[Raw records]
::::

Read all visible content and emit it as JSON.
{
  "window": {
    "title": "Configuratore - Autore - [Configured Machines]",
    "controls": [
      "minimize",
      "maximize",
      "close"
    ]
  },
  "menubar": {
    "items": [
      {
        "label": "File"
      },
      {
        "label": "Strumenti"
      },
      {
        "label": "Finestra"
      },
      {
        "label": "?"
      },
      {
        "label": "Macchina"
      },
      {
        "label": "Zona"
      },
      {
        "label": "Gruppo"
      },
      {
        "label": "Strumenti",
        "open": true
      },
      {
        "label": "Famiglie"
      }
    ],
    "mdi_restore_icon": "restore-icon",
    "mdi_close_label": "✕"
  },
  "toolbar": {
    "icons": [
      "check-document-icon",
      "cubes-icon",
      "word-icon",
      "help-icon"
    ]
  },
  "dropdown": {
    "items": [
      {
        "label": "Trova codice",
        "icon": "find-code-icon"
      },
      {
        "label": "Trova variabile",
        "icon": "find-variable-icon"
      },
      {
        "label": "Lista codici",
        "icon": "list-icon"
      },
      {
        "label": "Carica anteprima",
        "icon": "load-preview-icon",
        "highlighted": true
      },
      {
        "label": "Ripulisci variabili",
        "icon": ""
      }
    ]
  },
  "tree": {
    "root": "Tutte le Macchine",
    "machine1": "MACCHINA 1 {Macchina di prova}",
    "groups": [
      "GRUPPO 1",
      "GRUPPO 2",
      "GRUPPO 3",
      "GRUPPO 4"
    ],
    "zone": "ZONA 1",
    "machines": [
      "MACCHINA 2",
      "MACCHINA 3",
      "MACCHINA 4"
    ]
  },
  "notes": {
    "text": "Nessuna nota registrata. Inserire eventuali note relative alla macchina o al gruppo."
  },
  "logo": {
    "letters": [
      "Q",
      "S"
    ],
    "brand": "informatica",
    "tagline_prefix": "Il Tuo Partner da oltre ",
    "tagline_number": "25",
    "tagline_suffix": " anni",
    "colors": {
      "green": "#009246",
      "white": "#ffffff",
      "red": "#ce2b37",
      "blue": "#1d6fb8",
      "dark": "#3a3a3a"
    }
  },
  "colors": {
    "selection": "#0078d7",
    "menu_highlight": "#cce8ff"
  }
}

::::

- Task prompt:
Give a word-for-word copy of the records.

- Result for this exercise:
Read all visible content and emit it as JSON.
{
  "window": {
    "title": "Configuratore - Autore - [Configured Machines]",
    "controls": [
      "minimize",
      "maximize",
      "close"
    ]
  },
  "menubar": {
    "items": [
      {
        "label": "File"
      },
      {
        "label": "Strumenti"
      },
      {
        "label": "Finestra"
      },
      {
        "label": "?"
      },
      {
        "label": "Macchina"
      },
      {
        "label": "Zona"
      },
      {
        "label": "Gruppo"
      },
      {
        "label": "Strumenti",
        "open": true
      },
      {
        "label": "Famiglie"
      }
    ],
    "mdi_restore_icon": "restore-icon",
    "mdi_close_label": "✕"
  },
  "toolbar": {
    "icons": [
      "check-document-icon",
      "cubes-icon",
      "word-icon",
      "help-icon"
    ]
  },
  "dropdown": {
    "items": [
      {
        "label": "Trova codice",
        "icon": "find-code-icon"
      },
      {
        "label": "Trova variabile",
        "icon": "find-variable-icon"
      },
      {
        "label": "Lista codici",
        "icon": "list-icon"
      },
      {
        "label": "Carica anteprima",
        "icon": "load-preview-icon",
        "highlighted": true
      },
      {
        "label": "Ripulisci variabili",
        "icon": ""
      }
    ]
  },
  "tree": {
    "root": "Tutte le Macchine",
    "machine1": "MACCHINA 1 {Macchina di prova}",
    "groups": [
      "GRUPPO 1",
      "GRUPPO 2",
      "GRUPPO 3",
      "GRUPPO 4"
    ],
    "zone": "ZONA 1",
    "machines": [
      "MACCHINA 2",
      "MACCHINA 3",
      "MACCHINA 4"
    ]
  },
  "notes": {
    "text": "Nessuna nota registrata. Inserire eventuali note relative alla macchina o al gruppo."
  },
  "logo": {
    "letters": [
      "Q",
      "S"
    ],
    "brand": "informatica",
    "tagline_prefix": "Il Tuo Partner da oltre ",
    "tagline_number": "25",
    "tagline_suffix": " anni",
    "colors": {
      "green": "#009246",
      "white": "#ffffff",
      "red": "#ce2b37",
      "blue": "#1d6fb8",
      "dark": "#3a3a3a"
    }
  },
  "colors": {
    "selection": "#0078d7",
    "menu_highlight": "#cce8ff"
  }
}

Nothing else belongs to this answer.